*Task directions:* Return all of the data exactly as written, without the pictures.
####################
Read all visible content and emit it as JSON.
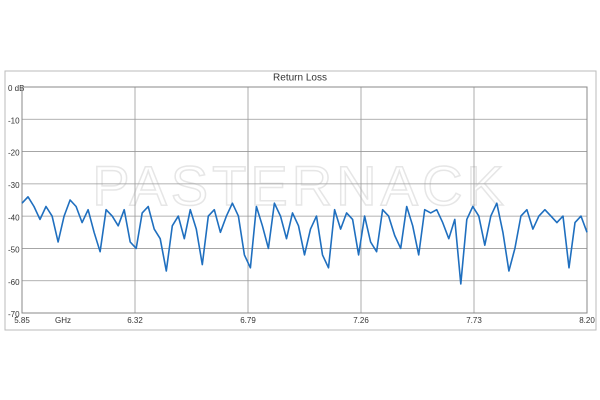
{
  "chart_data": {
    "type": "line",
    "title": "Return Loss",
    "watermark": "PASTERNACK",
    "x_label": "GHz",
    "x": [
      5.85,
      5.875,
      5.9,
      5.925,
      5.95,
      5.975,
      6,
      6.025,
      6.05,
      6.075,
      6.1,
      6.125,
      6.15,
      6.175,
      6.2,
      6.225,
      6.25,
      6.275,
      6.3,
      6.325,
      6.35,
      6.375,
      6.4,
      6.425,
      6.45,
      6.475,
      6.5,
      6.525,
      6.55,
      6.575,
      6.6,
      6.625,
      6.65,
      6.675,
      6.7,
      6.725,
      6.75,
      6.775,
      6.8,
      6.825,
      6.85,
      6.875,
      6.9,
      6.925,
      6.95,
      6.975,
      7,
      7.025,
      7.05,
      7.075,
      7.1,
      7.125,
      7.15,
      7.175,
      7.2,
      7.225,
      7.25,
      7.275,
      7.3,
      7.325,
      7.35,
      7.375,
      7.4,
      7.425,
      7.45,
      7.475,
      7.5,
      7.525,
      7.55,
      7.575,
      7.6,
      7.625,
      7.65,
      7.675,
      7.7,
      7.725,
      7.75,
      7.775,
      7.8,
      7.825,
      7.85,
      7.875,
      7.9,
      7.925,
      7.95,
      7.975,
      8,
      8.025,
      8.05,
      8.075,
      8.1,
      8.125,
      8.15,
      8.175,
      8.2
    ],
    "series": [
      {
        "color": "#1f6fbf",
        "values": [
          -36,
          -34,
          -37,
          -41,
          -37,
          -40,
          -48,
          -40,
          -35,
          -37,
          -42,
          -38,
          -45,
          -51,
          -38,
          -40,
          -43,
          -38,
          -48,
          -50,
          -39,
          -37,
          -44,
          -47,
          -57,
          -43,
          -40,
          -47,
          -38,
          -44,
          -55,
          -40,
          -38,
          -45,
          -40,
          -36,
          -40,
          -52,
          -56,
          -37,
          -43,
          -50,
          -36,
          -40,
          -47,
          -39,
          -43,
          -52,
          -44,
          -40,
          -52,
          -56,
          -38,
          -44,
          -39,
          -41,
          -52,
          -40,
          -48,
          -51,
          -38,
          -40,
          -46,
          -50,
          -37,
          -43,
          -52,
          -38,
          -39,
          -38,
          -42,
          -47,
          -41,
          -61,
          -41,
          -37,
          -40,
          -49,
          -40,
          -36,
          -45,
          -57,
          -50,
          -40,
          -38,
          -44,
          -40,
          -38,
          -40,
          -42,
          -40,
          -56,
          -42,
          -40,
          -45
        ]
      }
    ],
    "xlim": [
      5.85,
      8.2
    ],
    "xticks": [
      5.85,
      6.32,
      6.79,
      7.26,
      7.73,
      {
        "value": 8.2,
        "label": "8.20"
      }
    ],
    "ylim": [
      -70,
      0
    ],
    "yticks": [
      {
        "value": 0,
        "label": "0 dB"
      },
      -10,
      -20,
      -30,
      -40,
      -50,
      -60,
      -70
    ],
    "grid": true
  }
}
####################
*Solution for this exercise:*
Read all visible content and emit it as JSON.
{
  "chart_data": {
    "type": "line",
    "title": "Return Loss",
    "watermark": "PASTERNACK",
    "x_label": "GHz",
    "x": [
      5.85,
      5.875,
      5.9,
      5.925,
      5.95,
      5.975,
      6,
      6.025,
      6.05,
      6.075,
      6.1,
      6.125,
      6.15,
      6.175,
      6.2,
      6.225,
      6.25,
      6.275,
      6.3,
      6.325,
      6.35,
      6.375,
      6.4,
      6.425,
      6.45,
      6.475,
      6.5,
      6.525,
      6.55,
      6.575,
      6.6,
      6.625,
      6.65,
      6.675,
      6.7,
      6.725,
      6.75,
      6.775,
      6.8,
      6.825,
      6.85,
      6.875,
      6.9,
      6.925,
      6.95,
      6.975,
      7,
      7.025,
      7.05,
      7.075,
      7.1,
      7.125,
      7.15,
      7.175,
      7.2,
      7.225,
      7.25,
      7.275,
      7.3,
      7.325,
      7.35,
      7.375,
      7.4,
      7.425,
      7.45,
      7.475,
      7.5,
      7.525,
      7.55,
      7.575,
      7.6,
      7.625,
      7.65,
      7.675,
      7.7,
      7.725,
      7.75,
      7.775,
      7.8,
      7.825,
      7.85,
      7.875,
      7.9,
      7.925,
      7.95,
      7.975,
      8,
      8.025,
      8.05,
      8.075,
      8.1,
      8.125,
      8.15,
      8.175,
      8.2
    ],
    "series": [
      {
        "color": "#1f6fbf",
        "values": [
          -36,
          -34,
          -37,
          -41,
          -37,
          -40,
          -48,
          -40,
          -35,
          -37,
          -42,
          -38,
          -45,
          -51,
          -38,
          -40,
          -43,
          -38,
          -48,
          -50,
          -39,
          -37,
          -44,
          -47,
          -57,
          -43,
          -40,
          -47,
          -38,
          -44,
          -55,
          -40,
          -38,
          -45,
          -40,
          -36,
          -40,
          -52,
          -56,
          -37,
          -43,
          -50,
          -36,
          -40,
          -47,
          -39,
          -43,
          -52,
          -44,
          -40,
          -52,
          -56,
          -38,
          -44,
          -39,
          -41,
          -52,
          -40,
          -48,
          -51,
          -38,
          -40,
          -46,
          -50,
          -37,
          -43,
          -52,
          -38,
          -39,
          -38,
          -42,
          -47,
          -41,
          -61,
          -41,
          -37,
          -40,
          -49,
          -40,
          -36,
          -45,
          -57,
          -50,
          -40,
          -38,
          -44,
          -40,
          -38,
          -40,
          -42,
          -40,
          -56,
          -42,
          -40,
          -45
        ]
      }
    ],
    "xlim": [
      5.85,
      8.2
    ],
    "xticks": [
      5.85,
      6.32,
      6.79,
      7.26,
      7.73,
      {
        "value": 8.2,
        "label": "8.20"
      }
    ],
    "ylim": [
      -70,
      0
    ],
    "yticks": [
      {
        "value": 0,
        "label": "0 dB"
      },
      -10,
      -20,
      -30,
      -40,
      -50,
      -60,
      -70
    ],
    "grid": true
  }
}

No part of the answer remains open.